Task instructions:
Without omitting anything, return the records precisely as given.

━━ Information given

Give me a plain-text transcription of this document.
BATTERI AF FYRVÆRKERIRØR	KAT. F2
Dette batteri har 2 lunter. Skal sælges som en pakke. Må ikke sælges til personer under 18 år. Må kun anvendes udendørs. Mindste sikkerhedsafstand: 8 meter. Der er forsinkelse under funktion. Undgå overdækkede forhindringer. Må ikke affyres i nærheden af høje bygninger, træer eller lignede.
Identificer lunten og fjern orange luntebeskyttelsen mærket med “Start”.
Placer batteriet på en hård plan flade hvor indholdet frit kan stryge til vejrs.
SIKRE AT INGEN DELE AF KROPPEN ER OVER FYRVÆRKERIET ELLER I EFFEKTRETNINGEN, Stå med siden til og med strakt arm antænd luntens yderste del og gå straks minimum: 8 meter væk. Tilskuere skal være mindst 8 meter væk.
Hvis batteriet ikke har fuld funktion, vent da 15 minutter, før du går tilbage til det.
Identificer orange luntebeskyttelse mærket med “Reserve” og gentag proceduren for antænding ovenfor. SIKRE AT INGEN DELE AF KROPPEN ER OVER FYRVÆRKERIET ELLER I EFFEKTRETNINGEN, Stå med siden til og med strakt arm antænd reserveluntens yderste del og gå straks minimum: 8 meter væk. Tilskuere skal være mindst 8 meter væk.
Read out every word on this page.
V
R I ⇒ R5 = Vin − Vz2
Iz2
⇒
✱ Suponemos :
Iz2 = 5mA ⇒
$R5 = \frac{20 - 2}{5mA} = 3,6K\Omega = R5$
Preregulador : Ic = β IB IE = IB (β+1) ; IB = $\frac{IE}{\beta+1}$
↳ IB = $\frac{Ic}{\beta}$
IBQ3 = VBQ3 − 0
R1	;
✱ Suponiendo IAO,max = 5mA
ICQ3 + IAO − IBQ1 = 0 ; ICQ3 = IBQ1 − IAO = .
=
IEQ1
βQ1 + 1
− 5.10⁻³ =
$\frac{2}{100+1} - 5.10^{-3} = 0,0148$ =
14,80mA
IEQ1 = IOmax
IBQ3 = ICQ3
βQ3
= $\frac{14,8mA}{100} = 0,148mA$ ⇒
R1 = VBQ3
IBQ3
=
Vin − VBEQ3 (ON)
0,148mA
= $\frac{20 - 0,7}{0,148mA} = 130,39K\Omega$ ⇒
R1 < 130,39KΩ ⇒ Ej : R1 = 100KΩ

━━━━

Answer for the task:
Give me a plain-text transcription of this document.
BATTERI AF FYRVÆRKERIRØR	KAT. F2
Dette batteri har 2 lunter. Skal sælges som en pakke. Må ikke sælges til personer under 18 år. Må kun anvendes udendørs. Mindste sikkerhedsafstand: 8 meter. Der er forsinkelse under funktion. Undgå overdækkede forhindringer. Må ikke affyres i nærheden af høje bygninger, træer eller lignede.
Identificer lunten og fjern orange luntebeskyttelsen mærket med “Start”.
Placer batteriet på en hård plan flade hvor indholdet frit kan stryge til vejrs.
SIKRE AT INGEN DELE AF KROPPEN ER OVER FYRVÆRKERIET ELLER I EFFEKTRETNINGEN, Stå med siden til og med strakt arm antænd luntens yderste del og gå straks minimum: 8 meter væk. Tilskuere skal være mindst 8 meter væk.
Hvis batteriet ikke har fuld funktion, vent da 15 minutter, før du går tilbage til det.
Identificer orange luntebeskyttelse mærket med “Reserve” og gentag proceduren for antænding ovenfor. SIKRE AT INGEN DELE AF KROPPEN ER OVER FYRVÆRKERIET ELLER I EFFEKTRETNINGEN, Stå med siden til og med strakt arm antænd reserveluntens yderste del og gå straks minimum: 8 meter væk. Tilskuere skal være mindst 8 meter væk.
Read out every word on this page.
V
R I ⇒ R5 = Vin − Vz2
Iz2
⇒
✱ Suponemos :
Iz2 = 5mA ⇒
$R5 = \frac{20 - 2}{5mA} = 3,6K\Omega = R5$
Preregulador : Ic = β IB IE = IB (β+1) ; IB = $\frac{IE}{\beta+1}$
↳ IB = $\frac{Ic}{\beta}$
IBQ3 = VBQ3 − 0
R1	;
✱ Suponiendo IAO,max = 5mA
ICQ3 + IAO − IBQ1 = 0 ; ICQ3 = IBQ1 − IAO = .
=
IEQ1
βQ1 + 1
− 5.10⁻³ =
$\frac{2}{100+1} - 5.10^{-3} = 0,0148$ =
14,80mA
IEQ1 = IOmax
IBQ3 = ICQ3
βQ3
= $\frac{14,8mA}{100} = 0,148mA$ ⇒
R1 = VBQ3
IBQ3
=
Vin − VBEQ3 (ON)
0,148mA
= $\frac{20 - 0,7}{0,148mA} = 130,39K\Omega$ ⇒
R1 < 130,39KΩ ⇒ Ej : R1 = 100KΩ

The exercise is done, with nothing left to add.